■ **DIRECTIVE**
Reproduce the concert review from "I don’t think" to "and unified ensemble.", substituting "final bar" for "finish line".

■ **SELECTED EXCERPT**

Well this was another example of a Chamber Music NZ regional tour being brought to Christchurch by Christopher’s Classics, and I’m sure I’m not the only one who was in last night’s near capacity audience at The Piano, who is very grateful to Chris Marshall for bringing this group here.
And they gave us such a great programme! Not only was everything played brilliantly, but the choice of works was simply mouth-watering.
Dvořák – String Quartet No. 12 in F Major – American (1893)
The concert started with Dvořák’s best-known String Quartet – probably his best-known chamber work – the American Quartet. This is such a frequently played piece that there’s always a danger of it sounding like a bit of a tired old warhorse, but there was no danger of that in this performance which was played with such energy and commitment that it made me hear things as if for the first time.
The familiar opening tremolando was already full of promise and anticipation and then, when the viola played the first statement of the theme, the freedom and sort of natural inevitability of the phrasing was almost startling in its sheer freshness. And this feeling of spontaneity proved to be a real characteristic of the whole work – and, indeed, of the whole concert.
The yearning second movement was as heart-melting as I’ve ever heard it and I couldn’t help hearing the composer’s longing for his homeland. Because, of course, this was one of several extraordinary masterpieces that he wrote in the 1890s while he was living and working in the United States.
Dvořák is known to have developed a strong interest in the spirituals of black Americans, and although there might be no trace of any specific reference or even any stylistic elements of those spirituals, that same yearning for their homeland, sometimes referred to in a sort of code as “the promised land” is there in this movement.
And just when you think that Dvořák has squeezed every last emotional drop from his themes, the cello makes one last plea, and last night Ghislaine McMullin’s playing here was simply heart-rending in its pathos.
None of the Behn Quartet’s consistently expressive communication or technically brilliant and assured playing was missing in the molto vivace third movement, but when they started the final movement, the momentum and vitality were exceptionally exciting.
I don’t think I’ve ever heard the opening taken quite so fast.
The movement is marked Vivace ma non troppo (Lively, but not too lively), but, hey, who cares? Because even at this speed, the unity, freedom and effortlessness of the phrasing was remarkable. And the final race to the finish line never faltered in the players’ consistently balanced and unified ensemble.
And when they finished with all four bows flung high in the air, you could hear the audience’s collective held breath being released before the storm of applause.
Interestingly, last night’s concert was on the exact anniversary of Dvořák’s death in 1904. It’s also just two weeks short of two years since the death of next work’s composer.
Jack Body – Three Transcriptions for String Quartet (1988)
Without leaving the stage they continued with the second work on the programme, which was Jack Body’s Three Transcriptions for String Quartet.
Much as I always enjoy Jack Body’s work, I’d never heard these pieces before. It was great to have them included by this London-based group (although their 1st Violin, Kate Oswin, is originally from Christchurch).
I think Jack Body was doing himself a disservice to call these three movements ‘transcriptions’ because their creativity and originality of style, content and imagination is extraordinary. And the extreme technical demands of the music held no fears for this ensemble; they seemed to relish the free-flowing changes of articulation as if they were enjoying a wild party.
Changes from bows to pizzicato, to harmonics, to strummed chords and even some left-hand plucking was all taken in stride so that the music made its fullest effect. You just knew that nothing could go wrong.

■ **GIVEN RECORDS**
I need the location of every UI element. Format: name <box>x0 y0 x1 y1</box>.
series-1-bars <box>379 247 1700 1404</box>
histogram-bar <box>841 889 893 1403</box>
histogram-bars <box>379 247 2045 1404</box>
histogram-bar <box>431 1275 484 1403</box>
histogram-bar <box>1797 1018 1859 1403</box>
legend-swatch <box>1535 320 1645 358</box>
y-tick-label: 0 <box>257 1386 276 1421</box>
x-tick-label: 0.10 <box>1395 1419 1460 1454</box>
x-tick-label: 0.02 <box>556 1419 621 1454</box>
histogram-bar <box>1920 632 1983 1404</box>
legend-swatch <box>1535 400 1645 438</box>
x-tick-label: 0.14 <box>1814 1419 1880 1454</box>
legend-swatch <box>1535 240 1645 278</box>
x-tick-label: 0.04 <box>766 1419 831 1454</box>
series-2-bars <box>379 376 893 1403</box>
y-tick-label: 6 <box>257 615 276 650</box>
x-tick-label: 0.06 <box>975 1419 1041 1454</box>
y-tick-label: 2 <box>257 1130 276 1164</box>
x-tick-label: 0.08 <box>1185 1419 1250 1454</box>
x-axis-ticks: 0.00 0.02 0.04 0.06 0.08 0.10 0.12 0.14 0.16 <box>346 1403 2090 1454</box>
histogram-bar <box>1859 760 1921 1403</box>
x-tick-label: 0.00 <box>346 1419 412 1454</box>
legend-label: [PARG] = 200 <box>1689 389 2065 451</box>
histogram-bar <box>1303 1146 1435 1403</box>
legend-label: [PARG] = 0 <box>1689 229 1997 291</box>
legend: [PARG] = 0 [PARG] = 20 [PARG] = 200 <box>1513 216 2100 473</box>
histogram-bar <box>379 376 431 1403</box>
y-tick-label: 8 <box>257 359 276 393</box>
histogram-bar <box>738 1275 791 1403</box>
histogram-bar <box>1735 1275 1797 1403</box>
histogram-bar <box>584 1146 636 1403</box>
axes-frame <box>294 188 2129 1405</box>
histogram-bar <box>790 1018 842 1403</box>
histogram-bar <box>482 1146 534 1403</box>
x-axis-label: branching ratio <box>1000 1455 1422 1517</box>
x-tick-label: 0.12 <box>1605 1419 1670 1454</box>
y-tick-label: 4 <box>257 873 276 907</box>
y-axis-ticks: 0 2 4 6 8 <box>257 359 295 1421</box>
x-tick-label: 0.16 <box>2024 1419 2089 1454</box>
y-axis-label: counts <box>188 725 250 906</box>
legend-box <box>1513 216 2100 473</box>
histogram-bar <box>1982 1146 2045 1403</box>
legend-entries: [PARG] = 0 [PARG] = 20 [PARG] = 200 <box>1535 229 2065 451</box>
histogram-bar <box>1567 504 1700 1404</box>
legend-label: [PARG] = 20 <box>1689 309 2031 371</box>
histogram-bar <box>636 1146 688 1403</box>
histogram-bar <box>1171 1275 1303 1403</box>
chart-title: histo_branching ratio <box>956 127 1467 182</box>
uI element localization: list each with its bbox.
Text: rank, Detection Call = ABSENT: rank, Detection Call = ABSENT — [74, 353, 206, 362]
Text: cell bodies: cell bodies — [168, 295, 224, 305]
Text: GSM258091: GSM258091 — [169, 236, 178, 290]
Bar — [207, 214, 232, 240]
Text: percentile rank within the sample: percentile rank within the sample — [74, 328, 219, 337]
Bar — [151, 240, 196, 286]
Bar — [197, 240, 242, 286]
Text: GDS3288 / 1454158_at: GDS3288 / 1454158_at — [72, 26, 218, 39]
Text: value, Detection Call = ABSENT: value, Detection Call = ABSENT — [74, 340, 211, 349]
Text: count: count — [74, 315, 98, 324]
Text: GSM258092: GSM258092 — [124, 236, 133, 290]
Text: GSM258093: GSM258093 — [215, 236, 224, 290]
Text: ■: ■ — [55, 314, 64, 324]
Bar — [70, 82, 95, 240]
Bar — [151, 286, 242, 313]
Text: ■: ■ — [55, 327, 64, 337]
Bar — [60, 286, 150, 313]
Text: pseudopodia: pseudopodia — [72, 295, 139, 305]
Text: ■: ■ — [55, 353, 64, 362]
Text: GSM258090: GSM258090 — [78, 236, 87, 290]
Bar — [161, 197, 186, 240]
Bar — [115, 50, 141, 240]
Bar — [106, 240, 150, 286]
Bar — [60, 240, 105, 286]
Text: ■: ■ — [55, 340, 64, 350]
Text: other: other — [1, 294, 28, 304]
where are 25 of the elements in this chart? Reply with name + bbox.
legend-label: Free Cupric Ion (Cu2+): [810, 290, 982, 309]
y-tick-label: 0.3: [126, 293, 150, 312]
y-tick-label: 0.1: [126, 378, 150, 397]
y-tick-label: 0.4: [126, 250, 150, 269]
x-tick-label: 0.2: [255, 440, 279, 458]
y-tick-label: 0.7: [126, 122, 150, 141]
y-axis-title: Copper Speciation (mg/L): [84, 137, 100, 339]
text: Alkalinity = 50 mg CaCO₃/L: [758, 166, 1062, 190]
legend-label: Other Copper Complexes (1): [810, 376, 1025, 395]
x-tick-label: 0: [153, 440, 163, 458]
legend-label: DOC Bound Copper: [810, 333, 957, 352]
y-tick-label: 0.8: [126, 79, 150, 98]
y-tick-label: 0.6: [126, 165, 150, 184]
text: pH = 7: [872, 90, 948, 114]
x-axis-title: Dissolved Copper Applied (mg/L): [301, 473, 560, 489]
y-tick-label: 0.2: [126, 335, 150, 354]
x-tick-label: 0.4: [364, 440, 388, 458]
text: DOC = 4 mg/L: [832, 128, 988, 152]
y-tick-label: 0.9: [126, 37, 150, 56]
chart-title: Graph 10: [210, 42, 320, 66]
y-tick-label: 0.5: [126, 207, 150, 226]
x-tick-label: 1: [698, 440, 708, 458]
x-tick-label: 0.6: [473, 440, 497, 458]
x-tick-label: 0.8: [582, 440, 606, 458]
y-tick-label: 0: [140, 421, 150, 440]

■ **ANSWER BELOW**
I don’t think I’ve ever heard the opening taken quite so fast.
The movement is marked Vivace ma non troppo (Lively, but not too lively), but, hey, who cares? Because even at this speed, the unity, freedom and effortlessness of the phrasing was remarkable. And the final race to the final bar never faltered in the players’ consistently balanced and unified ensemble.